THE REQUEST - Copy each line of the data below exactly, leaving out pictures.

Start of GIVEN DATA

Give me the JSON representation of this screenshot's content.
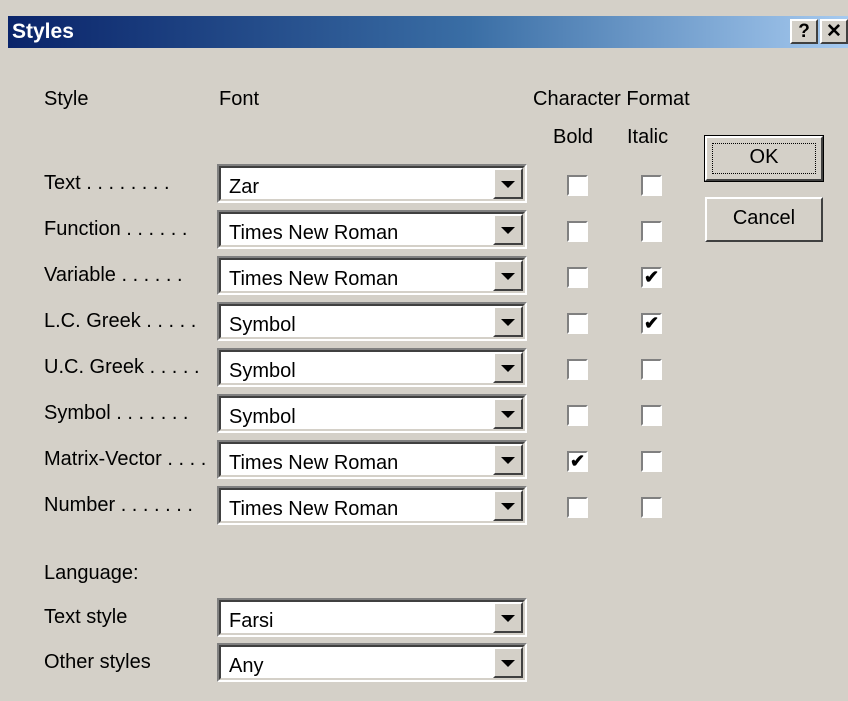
{
  "window": {
    "title": "Styles",
    "help_label": "?",
    "close_label": "✕"
  },
  "headers": {
    "style": "Style",
    "font": "Font",
    "character_format": "Character Format",
    "bold": "Bold",
    "italic": "Italic"
  },
  "styles": [
    {
      "label": "Text . . . . . . . .",
      "font": "Zar",
      "bold": false,
      "italic": false
    },
    {
      "label": "Function . . . . . .",
      "font": "Times New Roman",
      "bold": false,
      "italic": false
    },
    {
      "label": "Variable . . . . . .",
      "font": "Times New Roman",
      "bold": false,
      "italic": true
    },
    {
      "label": "L.C. Greek . . . . .",
      "font": "Symbol",
      "bold": false,
      "italic": true
    },
    {
      "label": "U.C. Greek . . . . .",
      "font": "Symbol",
      "bold": false,
      "italic": false
    },
    {
      "label": "Symbol . . . . . . .",
      "font": "Symbol",
      "bold": false,
      "italic": false
    },
    {
      "label": "Matrix-Vector . . . .",
      "font": "Times New Roman",
      "bold": true,
      "italic": false
    },
    {
      "label": "Number . . . . . . .",
      "font": "Times New Roman",
      "bold": false,
      "italic": false
    }
  ],
  "language": {
    "heading": "Language:",
    "text_style_label": "Text style",
    "text_style_value": "Farsi",
    "other_styles_label": "Other styles",
    "other_styles_value": "Any"
  },
  "buttons": {
    "ok": "OK",
    "cancel": "Cancel"
  },
  "check_glyph": "✔"
}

End of GIVEN DATA

CORRECT ANSWER -
Give me the JSON representation of this screenshot's content.
{
  "window": {
    "title": "Styles",
    "help_label": "?",
    "close_label": "✕"
  },
  "headers": {
    "style": "Style",
    "font": "Font",
    "character_format": "Character Format",
    "bold": "Bold",
    "italic": "Italic"
  },
  "styles": [
    {
      "label": "Text . . . . . . . .",
      "font": "Zar",
      "bold": false,
      "italic": false
    },
    {
      "label": "Function . . . . . .",
      "font": "Times New Roman",
      "bold": false,
      "italic": false
    },
    {
      "label": "Variable . . . . . .",
      "font": "Times New Roman",
      "bold": false,
      "italic": true
    },
    {
      "label": "L.C. Greek . . . . .",
      "font": "Symbol",
      "bold": false,
      "italic": true
    },
    {
      "label": "U.C. Greek . . . . .",
      "font": "Symbol",
      "bold": false,
      "italic": false
    },
    {
      "label": "Symbol . . . . . . .",
      "font": "Symbol",
      "bold": false,
      "italic": false
    },
    {
      "label": "Matrix-Vector . . . .",
      "font": "Times New Roman",
      "bold": true,
      "italic": false
    },
    {
      "label": "Number . . . . . . .",
      "font": "Times New Roman",
      "bold": false,
      "italic": false
    }
  ],
  "language": {
    "heading": "Language:",
    "text_style_label": "Text style",
    "text_style_value": "Farsi",
    "other_styles_label": "Other styles",
    "other_styles_value": "Any"
  },
  "buttons": {
    "ok": "OK",
    "cancel": "Cancel"
  },
  "check_glyph": "✔"
}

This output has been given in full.